=== DIRECTIONS ===
Repeat the material in full. Keep every line exactly as it is.

=== ENTRIES SUPPLIED ===
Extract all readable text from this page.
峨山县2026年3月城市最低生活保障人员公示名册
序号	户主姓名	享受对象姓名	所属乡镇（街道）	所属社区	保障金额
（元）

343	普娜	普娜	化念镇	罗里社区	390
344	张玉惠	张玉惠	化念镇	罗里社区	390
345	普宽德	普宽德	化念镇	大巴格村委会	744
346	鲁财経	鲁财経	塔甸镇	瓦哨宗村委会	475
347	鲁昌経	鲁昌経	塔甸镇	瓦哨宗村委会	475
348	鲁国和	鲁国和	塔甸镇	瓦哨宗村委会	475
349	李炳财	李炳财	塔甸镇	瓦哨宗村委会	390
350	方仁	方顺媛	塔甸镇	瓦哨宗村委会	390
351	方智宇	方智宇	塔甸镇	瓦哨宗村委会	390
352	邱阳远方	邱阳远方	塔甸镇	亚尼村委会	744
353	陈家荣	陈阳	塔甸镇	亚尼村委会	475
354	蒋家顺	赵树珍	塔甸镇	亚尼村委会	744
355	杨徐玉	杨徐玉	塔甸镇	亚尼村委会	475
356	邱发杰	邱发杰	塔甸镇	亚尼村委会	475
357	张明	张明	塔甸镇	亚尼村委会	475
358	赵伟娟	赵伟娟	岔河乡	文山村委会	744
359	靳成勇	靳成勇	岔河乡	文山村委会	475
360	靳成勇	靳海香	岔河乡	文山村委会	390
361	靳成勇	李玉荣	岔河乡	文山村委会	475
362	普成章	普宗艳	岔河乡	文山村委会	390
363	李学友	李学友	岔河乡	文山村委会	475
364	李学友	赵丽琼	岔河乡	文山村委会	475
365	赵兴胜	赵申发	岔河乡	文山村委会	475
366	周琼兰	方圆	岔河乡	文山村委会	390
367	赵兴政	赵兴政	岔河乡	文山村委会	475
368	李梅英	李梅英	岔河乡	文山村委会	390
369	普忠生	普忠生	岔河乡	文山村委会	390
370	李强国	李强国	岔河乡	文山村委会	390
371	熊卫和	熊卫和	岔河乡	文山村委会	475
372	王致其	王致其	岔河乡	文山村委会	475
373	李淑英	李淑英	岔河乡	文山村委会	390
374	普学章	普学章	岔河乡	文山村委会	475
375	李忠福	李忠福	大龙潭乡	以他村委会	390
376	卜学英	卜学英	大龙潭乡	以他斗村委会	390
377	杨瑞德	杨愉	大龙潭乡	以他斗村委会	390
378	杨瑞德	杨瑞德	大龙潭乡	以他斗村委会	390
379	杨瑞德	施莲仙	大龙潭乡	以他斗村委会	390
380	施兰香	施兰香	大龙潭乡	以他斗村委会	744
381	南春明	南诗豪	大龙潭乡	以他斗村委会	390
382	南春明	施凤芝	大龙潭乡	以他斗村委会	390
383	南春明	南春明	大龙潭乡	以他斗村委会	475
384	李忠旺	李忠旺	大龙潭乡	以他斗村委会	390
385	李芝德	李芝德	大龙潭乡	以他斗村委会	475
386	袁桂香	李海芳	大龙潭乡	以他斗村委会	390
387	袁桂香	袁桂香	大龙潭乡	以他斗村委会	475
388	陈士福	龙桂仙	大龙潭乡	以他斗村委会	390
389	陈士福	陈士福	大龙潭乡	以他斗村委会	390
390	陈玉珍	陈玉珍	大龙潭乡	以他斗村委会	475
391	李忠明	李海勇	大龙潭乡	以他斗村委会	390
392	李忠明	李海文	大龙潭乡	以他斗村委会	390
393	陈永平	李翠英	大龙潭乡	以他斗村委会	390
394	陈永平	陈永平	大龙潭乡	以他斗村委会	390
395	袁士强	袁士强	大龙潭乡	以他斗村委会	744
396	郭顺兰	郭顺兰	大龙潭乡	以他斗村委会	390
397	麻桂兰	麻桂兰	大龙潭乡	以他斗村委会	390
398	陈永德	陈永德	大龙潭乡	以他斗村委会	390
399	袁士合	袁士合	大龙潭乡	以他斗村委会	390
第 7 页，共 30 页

=== SOLUTION FOR THIS EXERCISE ===
Extract all readable text from this page.
峨山县2026年3月城市最低生活保障人员公示名册
序号	户主姓名	享受对象姓名	所属乡镇（街道）	所属社区	保障金额
（元）

343	普娜	普娜	化念镇	罗里社区	390
344	张玉惠	张玉惠	化念镇	罗里社区	390
345	普宽德	普宽德	化念镇	大巴格村委会	744
346	鲁财経	鲁财経	塔甸镇	瓦哨宗村委会	475
347	鲁昌経	鲁昌経	塔甸镇	瓦哨宗村委会	475
348	鲁国和	鲁国和	塔甸镇	瓦哨宗村委会	475
349	李炳财	李炳财	塔甸镇	瓦哨宗村委会	390
350	方仁	方顺媛	塔甸镇	瓦哨宗村委会	390
351	方智宇	方智宇	塔甸镇	瓦哨宗村委会	390
352	邱阳远方	邱阳远方	塔甸镇	亚尼村委会	744
353	陈家荣	陈阳	塔甸镇	亚尼村委会	475
354	蒋家顺	赵树珍	塔甸镇	亚尼村委会	744
355	杨徐玉	杨徐玉	塔甸镇	亚尼村委会	475
356	邱发杰	邱发杰	塔甸镇	亚尼村委会	475
357	张明	张明	塔甸镇	亚尼村委会	475
358	赵伟娟	赵伟娟	岔河乡	文山村委会	744
359	靳成勇	靳成勇	岔河乡	文山村委会	475
360	靳成勇	靳海香	岔河乡	文山村委会	390
361	靳成勇	李玉荣	岔河乡	文山村委会	475
362	普成章	普宗艳	岔河乡	文山村委会	390
363	李学友	李学友	岔河乡	文山村委会	475
364	李学友	赵丽琼	岔河乡	文山村委会	475
365	赵兴胜	赵申发	岔河乡	文山村委会	475
366	周琼兰	方圆	岔河乡	文山村委会	390
367	赵兴政	赵兴政	岔河乡	文山村委会	475
368	李梅英	李梅英	岔河乡	文山村委会	390
369	普忠生	普忠生	岔河乡	文山村委会	390
370	李强国	李强国	岔河乡	文山村委会	390
371	熊卫和	熊卫和	岔河乡	文山村委会	475
372	王致其	王致其	岔河乡	文山村委会	475
373	李淑英	李淑英	岔河乡	文山村委会	390
374	普学章	普学章	岔河乡	文山村委会	475
375	李忠福	李忠福	大龙潭乡	以他村委会	390
376	卜学英	卜学英	大龙潭乡	以他斗村委会	390
377	杨瑞德	杨愉	大龙潭乡	以他斗村委会	390
378	杨瑞德	杨瑞德	大龙潭乡	以他斗村委会	390
379	杨瑞德	施莲仙	大龙潭乡	以他斗村委会	390
380	施兰香	施兰香	大龙潭乡	以他斗村委会	744
381	南春明	南诗豪	大龙潭乡	以他斗村委会	390
382	南春明	施凤芝	大龙潭乡	以他斗村委会	390
383	南春明	南春明	大龙潭乡	以他斗村委会	475
384	李忠旺	李忠旺	大龙潭乡	以他斗村委会	390
385	李芝德	李芝德	大龙潭乡	以他斗村委会	475
386	袁桂香	李海芳	大龙潭乡	以他斗村委会	390
387	袁桂香	袁桂香	大龙潭乡	以他斗村委会	475
388	陈士福	龙桂仙	大龙潭乡	以他斗村委会	390
389	陈士福	陈士福	大龙潭乡	以他斗村委会	390
390	陈玉珍	陈玉珍	大龙潭乡	以他斗村委会	475
391	李忠明	李海勇	大龙潭乡	以他斗村委会	390
392	李忠明	李海文	大龙潭乡	以他斗村委会	390
393	陈永平	李翠英	大龙潭乡	以他斗村委会	390
394	陈永平	陈永平	大龙潭乡	以他斗村委会	390
395	袁士强	袁士强	大龙潭乡	以他斗村委会	744
396	郭顺兰	郭顺兰	大龙潭乡	以他斗村委会	390
397	麻桂兰	麻桂兰	大龙潭乡	以他斗村委会	390
398	陈永德	陈永德	大龙潭乡	以他斗村委会	390
399	袁士合	袁士合	大龙潭乡	以他斗村委会	390
第 7 页，共 30 页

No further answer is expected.